## INPUT FOR THIS TASK
━━━━━━

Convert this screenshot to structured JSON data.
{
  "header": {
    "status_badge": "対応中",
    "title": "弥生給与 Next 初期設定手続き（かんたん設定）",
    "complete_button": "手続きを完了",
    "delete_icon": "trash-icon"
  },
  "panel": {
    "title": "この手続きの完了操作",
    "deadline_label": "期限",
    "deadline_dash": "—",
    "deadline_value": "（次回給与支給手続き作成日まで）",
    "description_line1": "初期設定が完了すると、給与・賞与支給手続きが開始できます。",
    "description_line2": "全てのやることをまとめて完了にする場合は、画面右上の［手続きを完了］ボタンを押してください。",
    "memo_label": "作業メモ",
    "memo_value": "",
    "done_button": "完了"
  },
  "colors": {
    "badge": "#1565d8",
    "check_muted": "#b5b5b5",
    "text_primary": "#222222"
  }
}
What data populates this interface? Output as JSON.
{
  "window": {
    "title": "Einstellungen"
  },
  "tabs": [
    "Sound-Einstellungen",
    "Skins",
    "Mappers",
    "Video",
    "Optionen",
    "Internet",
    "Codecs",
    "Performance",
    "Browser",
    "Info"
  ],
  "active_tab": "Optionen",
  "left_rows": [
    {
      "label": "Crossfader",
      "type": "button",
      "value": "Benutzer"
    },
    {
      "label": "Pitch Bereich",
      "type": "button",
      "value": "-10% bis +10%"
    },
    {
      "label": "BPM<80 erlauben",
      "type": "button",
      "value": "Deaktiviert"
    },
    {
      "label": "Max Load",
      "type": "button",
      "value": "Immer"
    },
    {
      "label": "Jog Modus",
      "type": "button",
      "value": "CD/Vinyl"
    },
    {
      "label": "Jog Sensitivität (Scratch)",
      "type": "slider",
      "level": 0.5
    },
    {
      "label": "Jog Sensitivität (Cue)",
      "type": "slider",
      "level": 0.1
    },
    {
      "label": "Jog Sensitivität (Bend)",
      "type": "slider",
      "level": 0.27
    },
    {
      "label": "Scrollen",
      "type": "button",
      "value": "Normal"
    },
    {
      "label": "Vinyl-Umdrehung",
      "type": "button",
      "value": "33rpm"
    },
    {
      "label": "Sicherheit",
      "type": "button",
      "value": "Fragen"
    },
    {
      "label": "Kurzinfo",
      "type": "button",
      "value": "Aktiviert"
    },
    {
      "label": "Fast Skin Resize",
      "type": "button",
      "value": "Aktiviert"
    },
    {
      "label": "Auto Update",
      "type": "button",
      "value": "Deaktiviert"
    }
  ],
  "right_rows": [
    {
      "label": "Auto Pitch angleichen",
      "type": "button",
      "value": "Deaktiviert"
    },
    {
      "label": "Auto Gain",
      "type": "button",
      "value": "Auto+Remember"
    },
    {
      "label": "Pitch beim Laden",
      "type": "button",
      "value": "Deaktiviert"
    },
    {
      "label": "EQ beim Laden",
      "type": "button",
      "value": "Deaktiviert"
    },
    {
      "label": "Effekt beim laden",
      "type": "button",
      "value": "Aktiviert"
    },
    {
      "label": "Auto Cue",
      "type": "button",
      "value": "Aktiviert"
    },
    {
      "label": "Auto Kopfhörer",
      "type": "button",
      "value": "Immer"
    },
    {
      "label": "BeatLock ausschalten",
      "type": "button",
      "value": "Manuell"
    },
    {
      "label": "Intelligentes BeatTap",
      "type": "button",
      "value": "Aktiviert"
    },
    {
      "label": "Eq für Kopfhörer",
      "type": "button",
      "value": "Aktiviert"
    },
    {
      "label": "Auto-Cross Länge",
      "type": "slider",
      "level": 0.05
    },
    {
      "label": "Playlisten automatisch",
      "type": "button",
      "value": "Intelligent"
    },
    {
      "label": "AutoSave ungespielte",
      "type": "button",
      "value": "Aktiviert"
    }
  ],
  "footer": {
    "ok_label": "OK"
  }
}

━━━━━━

## EXERCISE REQUIREMENTS
Give a word-for-word copy of the records.

## COMPLETED EXERCISE
Convert this screenshot to structured JSON data.
{
  "header": {
    "status_badge": "対応中",
    "title": "弥生給与 Next 初期設定手続き（かんたん設定）",
    "complete_button": "手続きを完了",
    "delete_icon": "trash-icon"
  },
  "panel": {
    "title": "この手続きの完了操作",
    "deadline_label": "期限",
    "deadline_dash": "—",
    "deadline_value": "（次回給与支給手続き作成日まで）",
    "description_line1": "初期設定が完了すると、給与・賞与支給手続きが開始できます。",
    "description_line2": "全てのやることをまとめて完了にする場合は、画面右上の［手続きを完了］ボタンを押してください。",
    "memo_label": "作業メモ",
    "memo_value": "",
    "done_button": "完了"
  },
  "colors": {
    "badge": "#1565d8",
    "check_muted": "#b5b5b5",
    "text_primary": "#222222"
  }
}
What data populates this interface? Output as JSON.
{
  "window": {
    "title": "Einstellungen"
  },
  "tabs": [
    "Sound-Einstellungen",
    "Skins",
    "Mappers",
    "Video",
    "Optionen",
    "Internet",
    "Codecs",
    "Performance",
    "Browser",
    "Info"
  ],
  "active_tab": "Optionen",
  "left_rows": [
    {
      "label": "Crossfader",
      "type": "button",
      "value": "Benutzer"
    },
    {
      "label": "Pitch Bereich",
      "type": "button",
      "value": "-10% bis +10%"
    },
    {
      "label": "BPM<80 erlauben",
      "type": "button",
      "value": "Deaktiviert"
    },
    {
      "label": "Max Load",
      "type": "button",
      "value": "Immer"
    },
    {
      "label": "Jog Modus",
      "type": "button",
      "value": "CD/Vinyl"
    },
    {
      "label": "Jog Sensitivität (Scratch)",
      "type": "slider",
      "level": 0.5
    },
    {
      "label": "Jog Sensitivität (Cue)",
      "type": "slider",
      "level": 0.1
    },
    {
      "label": "Jog Sensitivität (Bend)",
      "type": "slider",
      "level": 0.27
    },
    {
      "label": "Scrollen",
      "type": "button",
      "value": "Normal"
    },
    {
      "label": "Vinyl-Umdrehung",
      "type": "button",
      "value": "33rpm"
    },
    {
      "label": "Sicherheit",
      "type": "button",
      "value": "Fragen"
    },
    {
      "label": "Kurzinfo",
      "type": "button",
      "value": "Aktiviert"
    },
    {
      "label": "Fast Skin Resize",
      "type": "button",
      "value": "Aktiviert"
    },
    {
      "label": "Auto Update",
      "type": "button",
      "value": "Deaktiviert"
    }
  ],
  "right_rows": [
    {
      "label": "Auto Pitch angleichen",
      "type": "button",
      "value": "Deaktiviert"
    },
    {
      "label": "Auto Gain",
      "type": "button",
      "value": "Auto+Remember"
    },
    {
      "label": "Pitch beim Laden",
      "type": "button",
      "value": "Deaktiviert"
    },
    {
      "label": "EQ beim Laden",
      "type": "button",
      "value": "Deaktiviert"
    },
    {
      "label": "Effekt beim laden",
      "type": "button",
      "value": "Aktiviert"
    },
    {
      "label": "Auto Cue",
      "type": "button",
      "value": "Aktiviert"
    },
    {
      "label": "Auto Kopfhörer",
      "type": "button",
      "value": "Immer"
    },
    {
      "label": "BeatLock ausschalten",
      "type": "button",
      "value": "Manuell"
    },
    {
      "label": "Intelligentes BeatTap",
      "type": "button",
      "value": "Aktiviert"
    },
    {
      "label": "Eq für Kopfhörer",
      "type": "button",
      "value": "Aktiviert"
    },
    {
      "label": "Auto-Cross Länge",
      "type": "slider",
      "level": 0.05
    },
    {
      "label": "Playlisten automatisch",
      "type": "button",
      "value": "Intelligent"
    },
    {
      "label": "AutoSave ungespielte",
      "type": "button",
      "value": "Aktiviert"
    }
  ],
  "footer": {
    "ok_label": "OK"
  }
}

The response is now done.